> _Directions for this task_
Reproduce all of the material exactly as shown.

> _Record excerpts_
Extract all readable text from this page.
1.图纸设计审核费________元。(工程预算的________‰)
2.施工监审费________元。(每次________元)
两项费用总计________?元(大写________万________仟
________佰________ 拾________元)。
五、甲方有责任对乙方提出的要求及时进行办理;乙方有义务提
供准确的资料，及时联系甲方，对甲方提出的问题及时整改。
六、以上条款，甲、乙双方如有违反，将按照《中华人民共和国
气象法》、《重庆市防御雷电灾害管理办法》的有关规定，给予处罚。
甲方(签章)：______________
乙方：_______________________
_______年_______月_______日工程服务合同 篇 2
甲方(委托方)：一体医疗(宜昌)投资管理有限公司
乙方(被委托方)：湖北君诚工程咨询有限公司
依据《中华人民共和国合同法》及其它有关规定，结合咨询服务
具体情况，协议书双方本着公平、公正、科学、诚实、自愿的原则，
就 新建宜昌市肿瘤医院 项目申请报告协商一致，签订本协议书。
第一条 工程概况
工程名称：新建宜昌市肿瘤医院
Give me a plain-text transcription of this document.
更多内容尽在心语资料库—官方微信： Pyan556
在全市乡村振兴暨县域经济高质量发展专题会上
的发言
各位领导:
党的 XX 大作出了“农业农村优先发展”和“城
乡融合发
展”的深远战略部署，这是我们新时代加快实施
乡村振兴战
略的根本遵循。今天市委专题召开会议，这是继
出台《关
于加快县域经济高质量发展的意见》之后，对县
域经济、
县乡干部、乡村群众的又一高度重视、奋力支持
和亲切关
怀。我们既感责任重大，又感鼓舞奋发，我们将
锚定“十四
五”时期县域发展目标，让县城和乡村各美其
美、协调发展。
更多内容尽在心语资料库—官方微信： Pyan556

> _Response for this exercise_
Extract all readable text from this page.
1.图纸设计审核费________元。(工程预算的________‰)
2.施工监审费________元。(每次________元)
两项费用总计________?元(大写________万________仟
________佰________ 拾________元)。
五、甲方有责任对乙方提出的要求及时进行办理;乙方有义务提
供准确的资料，及时联系甲方，对甲方提出的问题及时整改。
六、以上条款，甲、乙双方如有违反，将按照《中华人民共和国
气象法》、《重庆市防御雷电灾害管理办法》的有关规定，给予处罚。
甲方(签章)：______________
乙方：_______________________
_______年_______月_______日工程服务合同 篇 2
甲方(委托方)：一体医疗(宜昌)投资管理有限公司
乙方(被委托方)：湖北君诚工程咨询有限公司
依据《中华人民共和国合同法》及其它有关规定，结合咨询服务
具体情况，协议书双方本着公平、公正、科学、诚实、自愿的原则，
就 新建宜昌市肿瘤医院 项目申请报告协商一致，签订本协议书。
第一条 工程概况
工程名称：新建宜昌市肿瘤医院
Give me a plain-text transcription of this document.
更多内容尽在心语资料库—官方微信： Pyan556
在全市乡村振兴暨县域经济高质量发展专题会上
的发言
各位领导:
党的 XX 大作出了“农业农村优先发展”和“城
乡融合发
展”的深远战略部署，这是我们新时代加快实施
乡村振兴战
略的根本遵循。今天市委专题召开会议，这是继
出台《关
于加快县域经济高质量发展的意见》之后，对县
域经济、
县乡干部、乡村群众的又一高度重视、奋力支持
和亲切关
怀。我们既感责任重大，又感鼓舞奋发，我们将
锚定“十四
五”时期县域发展目标，让县城和乡村各美其
美、协调发展。
更多内容尽在心语资料库—官方微信： Pyan556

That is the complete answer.